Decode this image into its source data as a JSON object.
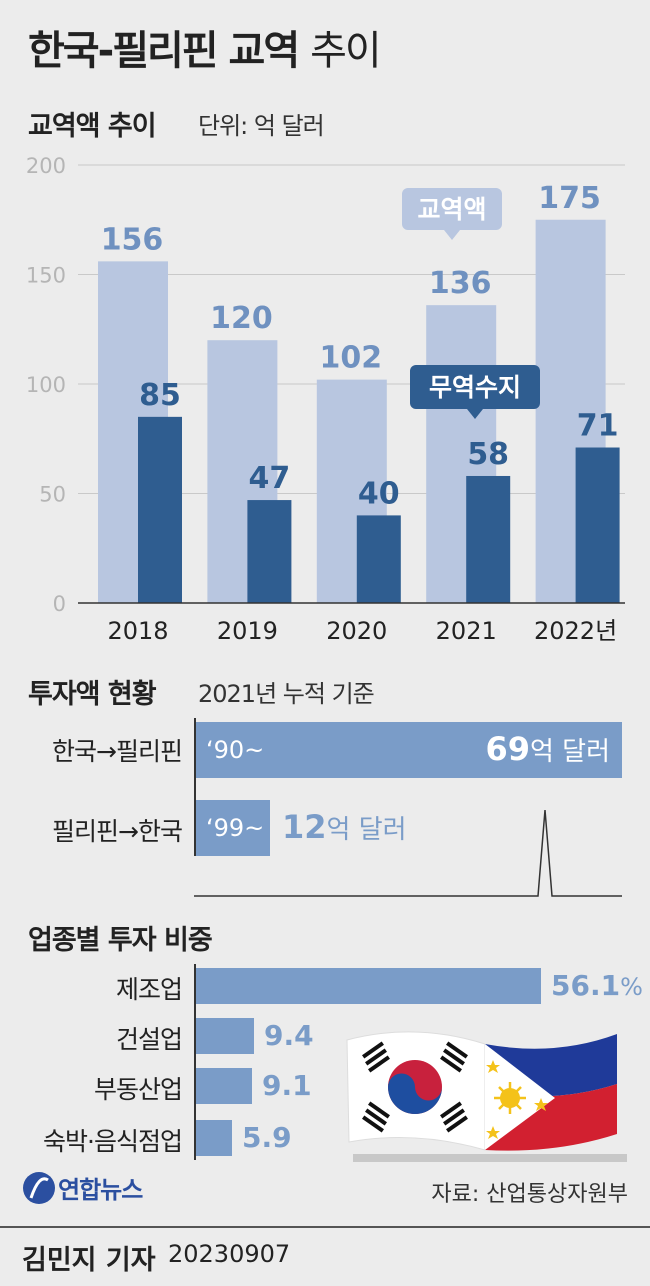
{
  "title": {
    "main": "한국-필리핀 교역",
    "suffix": "추이"
  },
  "trade": {
    "heading": "교역액 추이",
    "unit": "단위: 억 달러"
  },
  "chart_data": {
    "type": "bar",
    "title": "교역액 추이",
    "unit": "단위: 억 달러",
    "categories": [
      "2018",
      "2019",
      "2020",
      "2021",
      "2022년"
    ],
    "series": [
      {
        "name": "교역액",
        "color": "#b8c6e0",
        "label_color": "#6f91c0",
        "values": [
          156,
          120,
          102,
          136,
          175
        ]
      },
      {
        "name": "무역수지",
        "color": "#2f5d90",
        "label_color": "#2f5d90",
        "values": [
          85,
          47,
          40,
          58,
          71
        ]
      }
    ],
    "ylim": [
      0,
      200
    ],
    "yticks": [
      0,
      50,
      100,
      150,
      200
    ],
    "grid": true,
    "callouts": {
      "trade_volume": "교역액",
      "trade_balance": "무역수지"
    }
  },
  "investment": {
    "heading": "투자액 현황",
    "basis": "2021년 누적 기준",
    "rows": [
      {
        "label": "한국→필리핀",
        "period": "‘90~",
        "value": "69",
        "unit": "억 달러",
        "amount": 69
      },
      {
        "label": "필리핀→한국",
        "period": "‘99~",
        "value": "12",
        "unit": "억 달러",
        "amount": 12
      }
    ]
  },
  "sectors": {
    "heading": "업종별 투자 비중",
    "rows": [
      {
        "label": "제조업",
        "value": "56.1",
        "suffix": "%",
        "amount": 56.1
      },
      {
        "label": "건설업",
        "value": "9.4",
        "suffix": "",
        "amount": 9.4
      },
      {
        "label": "부동산업",
        "value": "9.1",
        "suffix": "",
        "amount": 9.1
      },
      {
        "label": "숙박·음식점업",
        "value": "5.9",
        "suffix": "",
        "amount": 5.9
      }
    ]
  },
  "footer": {
    "logo_text": "연합뉴스",
    "source": "자료: 산업통상자원부",
    "reporter": "김민지 기자",
    "date": "20230907"
  },
  "colors": {
    "light_bar": "#b8c6e0",
    "dark_bar": "#2f5d90",
    "inv_bar": "#7a9cc8",
    "bg": "#ececec"
  }
}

* * * * *

### [WHAT IS REQUIRED]
Show each line of the listing that holds the string "source".

### [EXPECTED OUTPUT]
Decode this image into its source data as a JSON object.
    "source": "자료: 산업통상자원부",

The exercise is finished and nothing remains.